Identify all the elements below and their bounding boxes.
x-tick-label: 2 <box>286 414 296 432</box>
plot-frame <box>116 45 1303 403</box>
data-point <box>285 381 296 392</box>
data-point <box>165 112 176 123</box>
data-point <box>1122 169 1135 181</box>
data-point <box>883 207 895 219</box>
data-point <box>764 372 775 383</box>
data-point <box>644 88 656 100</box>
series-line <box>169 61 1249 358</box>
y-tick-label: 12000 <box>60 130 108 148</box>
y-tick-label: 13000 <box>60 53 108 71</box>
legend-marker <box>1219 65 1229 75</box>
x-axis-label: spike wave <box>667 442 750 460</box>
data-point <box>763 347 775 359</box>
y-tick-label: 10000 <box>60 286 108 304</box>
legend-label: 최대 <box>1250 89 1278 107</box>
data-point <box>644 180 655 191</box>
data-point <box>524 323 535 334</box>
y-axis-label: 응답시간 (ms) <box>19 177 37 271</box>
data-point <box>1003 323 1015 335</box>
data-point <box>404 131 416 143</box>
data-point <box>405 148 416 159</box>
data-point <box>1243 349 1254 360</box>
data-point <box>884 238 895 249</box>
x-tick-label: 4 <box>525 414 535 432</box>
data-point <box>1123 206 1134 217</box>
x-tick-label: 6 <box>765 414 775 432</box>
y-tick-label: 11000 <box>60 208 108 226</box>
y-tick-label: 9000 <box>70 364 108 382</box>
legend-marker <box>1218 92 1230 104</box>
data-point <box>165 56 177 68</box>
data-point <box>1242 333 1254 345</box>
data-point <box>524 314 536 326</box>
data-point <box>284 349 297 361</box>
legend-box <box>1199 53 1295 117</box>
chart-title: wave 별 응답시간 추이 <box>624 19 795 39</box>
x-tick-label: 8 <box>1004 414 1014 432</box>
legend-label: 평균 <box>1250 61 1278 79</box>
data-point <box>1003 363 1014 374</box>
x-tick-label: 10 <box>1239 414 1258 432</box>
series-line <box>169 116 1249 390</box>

The task: Copy the material above line for line, changing nothing.

Task solution:
Identify all the elements below and their bounding boxes.
x-tick-label: 2 <box>286 414 296 432</box>
plot-frame <box>116 45 1303 403</box>
data-point <box>285 381 296 392</box>
data-point <box>165 112 176 123</box>
data-point <box>1122 169 1135 181</box>
data-point <box>883 207 895 219</box>
data-point <box>764 372 775 383</box>
data-point <box>644 88 656 100</box>
series-line <box>169 61 1249 358</box>
y-tick-label: 12000 <box>60 130 108 148</box>
y-tick-label: 13000 <box>60 53 108 71</box>
legend-marker <box>1219 65 1229 75</box>
x-axis-label: spike wave <box>667 442 750 460</box>
data-point <box>763 347 775 359</box>
y-tick-label: 10000 <box>60 286 108 304</box>
legend-label: 최대 <box>1250 89 1278 107</box>
data-point <box>644 180 655 191</box>
data-point <box>524 323 535 334</box>
y-axis-label: 응답시간 (ms) <box>19 177 37 271</box>
data-point <box>1003 323 1015 335</box>
data-point <box>404 131 416 143</box>
data-point <box>405 148 416 159</box>
data-point <box>1243 349 1254 360</box>
data-point <box>884 238 895 249</box>
x-tick-label: 4 <box>525 414 535 432</box>
data-point <box>1123 206 1134 217</box>
x-tick-label: 6 <box>765 414 775 432</box>
y-tick-label: 11000 <box>60 208 108 226</box>
y-tick-label: 9000 <box>70 364 108 382</box>
legend-marker <box>1218 92 1230 104</box>
data-point <box>165 56 177 68</box>
data-point <box>1242 333 1254 345</box>
data-point <box>524 314 536 326</box>
data-point <box>284 349 297 361</box>
legend-box <box>1199 53 1295 117</box>
chart-title: wave 별 응답시간 추이 <box>624 19 795 39</box>
x-tick-label: 8 <box>1004 414 1014 432</box>
legend-label: 평균 <box>1250 61 1278 79</box>
data-point <box>1003 363 1014 374</box>
x-tick-label: 10 <box>1239 414 1258 432</box>
series-line <box>169 116 1249 390</box>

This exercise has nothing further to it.